**DIRECTIONS FOR THIS TASK**
Write out every line of the material exactly as it appears.

Extracted records
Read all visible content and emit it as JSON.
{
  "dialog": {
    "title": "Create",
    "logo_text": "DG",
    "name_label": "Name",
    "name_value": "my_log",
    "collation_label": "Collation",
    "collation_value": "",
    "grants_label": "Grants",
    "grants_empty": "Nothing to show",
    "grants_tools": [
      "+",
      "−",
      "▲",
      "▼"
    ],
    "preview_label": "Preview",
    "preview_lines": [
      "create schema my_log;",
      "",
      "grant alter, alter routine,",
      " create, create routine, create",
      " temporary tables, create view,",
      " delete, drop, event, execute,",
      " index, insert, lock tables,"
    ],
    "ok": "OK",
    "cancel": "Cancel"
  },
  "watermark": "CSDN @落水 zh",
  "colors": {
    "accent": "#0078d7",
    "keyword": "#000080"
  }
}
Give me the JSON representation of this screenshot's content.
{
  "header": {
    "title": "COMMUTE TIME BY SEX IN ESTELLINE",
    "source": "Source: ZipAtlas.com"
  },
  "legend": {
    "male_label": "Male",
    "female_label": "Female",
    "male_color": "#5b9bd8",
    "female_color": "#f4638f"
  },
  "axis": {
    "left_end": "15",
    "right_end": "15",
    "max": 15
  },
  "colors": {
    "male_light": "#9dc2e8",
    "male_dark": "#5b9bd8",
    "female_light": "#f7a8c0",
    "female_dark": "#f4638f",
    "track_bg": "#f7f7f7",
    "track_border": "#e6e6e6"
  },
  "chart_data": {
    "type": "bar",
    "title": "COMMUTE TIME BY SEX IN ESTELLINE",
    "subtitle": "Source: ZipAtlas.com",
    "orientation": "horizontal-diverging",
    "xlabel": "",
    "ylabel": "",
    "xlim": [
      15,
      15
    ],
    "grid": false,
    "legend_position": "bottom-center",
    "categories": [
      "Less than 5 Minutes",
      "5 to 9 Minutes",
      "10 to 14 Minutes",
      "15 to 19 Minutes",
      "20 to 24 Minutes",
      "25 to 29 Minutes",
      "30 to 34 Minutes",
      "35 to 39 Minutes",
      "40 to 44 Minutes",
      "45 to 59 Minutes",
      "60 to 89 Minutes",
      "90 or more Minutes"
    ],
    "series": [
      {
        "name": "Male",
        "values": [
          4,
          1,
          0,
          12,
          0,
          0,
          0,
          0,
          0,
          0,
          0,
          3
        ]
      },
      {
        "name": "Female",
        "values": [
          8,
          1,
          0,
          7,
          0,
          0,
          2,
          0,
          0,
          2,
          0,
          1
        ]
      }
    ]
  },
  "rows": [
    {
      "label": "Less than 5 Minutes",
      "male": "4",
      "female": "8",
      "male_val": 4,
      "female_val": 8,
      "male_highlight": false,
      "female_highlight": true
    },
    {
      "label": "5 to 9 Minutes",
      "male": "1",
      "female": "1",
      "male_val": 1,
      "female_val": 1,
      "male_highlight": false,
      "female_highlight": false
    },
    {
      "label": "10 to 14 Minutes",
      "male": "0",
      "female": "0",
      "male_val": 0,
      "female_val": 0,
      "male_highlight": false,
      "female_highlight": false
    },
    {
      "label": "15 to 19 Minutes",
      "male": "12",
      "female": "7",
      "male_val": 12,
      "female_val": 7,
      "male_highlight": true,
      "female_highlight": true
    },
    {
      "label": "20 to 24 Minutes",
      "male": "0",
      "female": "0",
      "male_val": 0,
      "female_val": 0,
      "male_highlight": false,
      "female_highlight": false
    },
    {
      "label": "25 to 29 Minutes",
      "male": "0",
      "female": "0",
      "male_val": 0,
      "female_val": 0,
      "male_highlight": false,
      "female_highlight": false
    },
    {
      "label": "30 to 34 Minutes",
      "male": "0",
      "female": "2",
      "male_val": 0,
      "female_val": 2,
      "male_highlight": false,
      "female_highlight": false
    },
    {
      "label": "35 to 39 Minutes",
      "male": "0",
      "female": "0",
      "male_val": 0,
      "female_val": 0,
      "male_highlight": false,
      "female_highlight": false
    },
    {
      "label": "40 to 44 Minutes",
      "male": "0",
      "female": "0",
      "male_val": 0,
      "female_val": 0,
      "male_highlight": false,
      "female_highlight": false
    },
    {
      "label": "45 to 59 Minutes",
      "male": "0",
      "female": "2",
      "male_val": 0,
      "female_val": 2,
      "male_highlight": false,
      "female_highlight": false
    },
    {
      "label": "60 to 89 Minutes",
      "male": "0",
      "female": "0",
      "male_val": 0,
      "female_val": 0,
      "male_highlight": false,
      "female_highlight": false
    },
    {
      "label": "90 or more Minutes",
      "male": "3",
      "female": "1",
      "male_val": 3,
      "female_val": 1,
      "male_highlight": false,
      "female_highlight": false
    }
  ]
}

**ANSWER FOR THE TASK**
Read all visible content and emit it as JSON.
{
  "dialog": {
    "title": "Create",
    "logo_text": "DG",
    "name_label": "Name",
    "name_value": "my_log",
    "collation_label": "Collation",
    "collation_value": "",
    "grants_label": "Grants",
    "grants_empty": "Nothing to show",
    "grants_tools": [
      "+",
      "−",
      "▲",
      "▼"
    ],
    "preview_label": "Preview",
    "preview_lines": [
      "create schema my_log;",
      "",
      "grant alter, alter routine,",
      " create, create routine, create",
      " temporary tables, create view,",
      " delete, drop, event, execute,",
      " index, insert, lock tables,"
    ],
    "ok": "OK",
    "cancel": "Cancel"
  },
  "watermark": "CSDN @落水 zh",
  "colors": {
    "accent": "#0078d7",
    "keyword": "#000080"
  }
}
Give me the JSON representation of this screenshot's content.
{
  "header": {
    "title": "COMMUTE TIME BY SEX IN ESTELLINE",
    "source": "Source: ZipAtlas.com"
  },
  "legend": {
    "male_label": "Male",
    "female_label": "Female",
    "male_color": "#5b9bd8",
    "female_color": "#f4638f"
  },
  "axis": {
    "left_end": "15",
    "right_end": "15",
    "max": 15
  },
  "colors": {
    "male_light": "#9dc2e8",
    "male_dark": "#5b9bd8",
    "female_light": "#f7a8c0",
    "female_dark": "#f4638f",
    "track_bg": "#f7f7f7",
    "track_border": "#e6e6e6"
  },
  "chart_data": {
    "type": "bar",
    "title": "COMMUTE TIME BY SEX IN ESTELLINE",
    "subtitle": "Source: ZipAtlas.com",
    "orientation": "horizontal-diverging",
    "xlabel": "",
    "ylabel": "",
    "xlim": [
      15,
      15
    ],
    "grid": false,
    "legend_position": "bottom-center",
    "categories": [
      "Less than 5 Minutes",
      "5 to 9 Minutes",
      "10 to 14 Minutes",
      "15 to 19 Minutes",
      "20 to 24 Minutes",
      "25 to 29 Minutes",
      "30 to 34 Minutes",
      "35 to 39 Minutes",
      "40 to 44 Minutes",
      "45 to 59 Minutes",
      "60 to 89 Minutes",
      "90 or more Minutes"
    ],
    "series": [
      {
        "name": "Male",
        "values": [
          4,
          1,
          0,
          12,
          0,
          0,
          0,
          0,
          0,
          0,
          0,
          3
        ]
      },
      {
        "name": "Female",
        "values": [
          8,
          1,
          0,
          7,
          0,
          0,
          2,
          0,
          0,
          2,
          0,
          1
        ]
      }
    ]
  },
  "rows": [
    {
      "label": "Less than 5 Minutes",
      "male": "4",
      "female": "8",
      "male_val": 4,
      "female_val": 8,
      "male_highlight": false,
      "female_highlight": true
    },
    {
      "label": "5 to 9 Minutes",
      "male": "1",
      "female": "1",
      "male_val": 1,
      "female_val": 1,
      "male_highlight": false,
      "female_highlight": false
    },
    {
      "label": "10 to 14 Minutes",
      "male": "0",
      "female": "0",
      "male_val": 0,
      "female_val": 0,
      "male_highlight": false,
      "female_highlight": false
    },
    {
      "label": "15 to 19 Minutes",
      "male": "12",
      "female": "7",
      "male_val": 12,
      "female_val": 7,
      "male_highlight": true,
      "female_highlight": true
    },
    {
      "label": "20 to 24 Minutes",
      "male": "0",
      "female": "0",
      "male_val": 0,
      "female_val": 0,
      "male_highlight": false,
      "female_highlight": false
    },
    {
      "label": "25 to 29 Minutes",
      "male": "0",
      "female": "0",
      "male_val": 0,
      "female_val": 0,
      "male_highlight": false,
      "female_highlight": false
    },
    {
      "label": "30 to 34 Minutes",
      "male": "0",
      "female": "2",
      "male_val": 0,
      "female_val": 2,
      "male_highlight": false,
      "female_highlight": false
    },
    {
      "label": "35 to 39 Minutes",
      "male": "0",
      "female": "0",
      "male_val": 0,
      "female_val": 0,
      "male_highlight": false,
      "female_highlight": false
    },
    {
      "label": "40 to 44 Minutes",
      "male": "0",
      "female": "0",
      "male_val": 0,
      "female_val": 0,
      "male_highlight": false,
      "female_highlight": false
    },
    {
      "label": "45 to 59 Minutes",
      "male": "0",
      "female": "2",
      "male_val": 0,
      "female_val": 2,
      "male_highlight": false,
      "female_highlight": false
    },
    {
      "label": "60 to 89 Minutes",
      "male": "0",
      "female": "0",
      "male_val": 0,
      "female_val": 0,
      "male_highlight": false,
      "female_highlight": false
    },
    {
      "label": "90 or more Minutes",
      "male": "3",
      "female": "1",
      "male_val": 3,
      "female_val": 1,
      "male_highlight": false,
      "female_highlight": false
    }
  ]
}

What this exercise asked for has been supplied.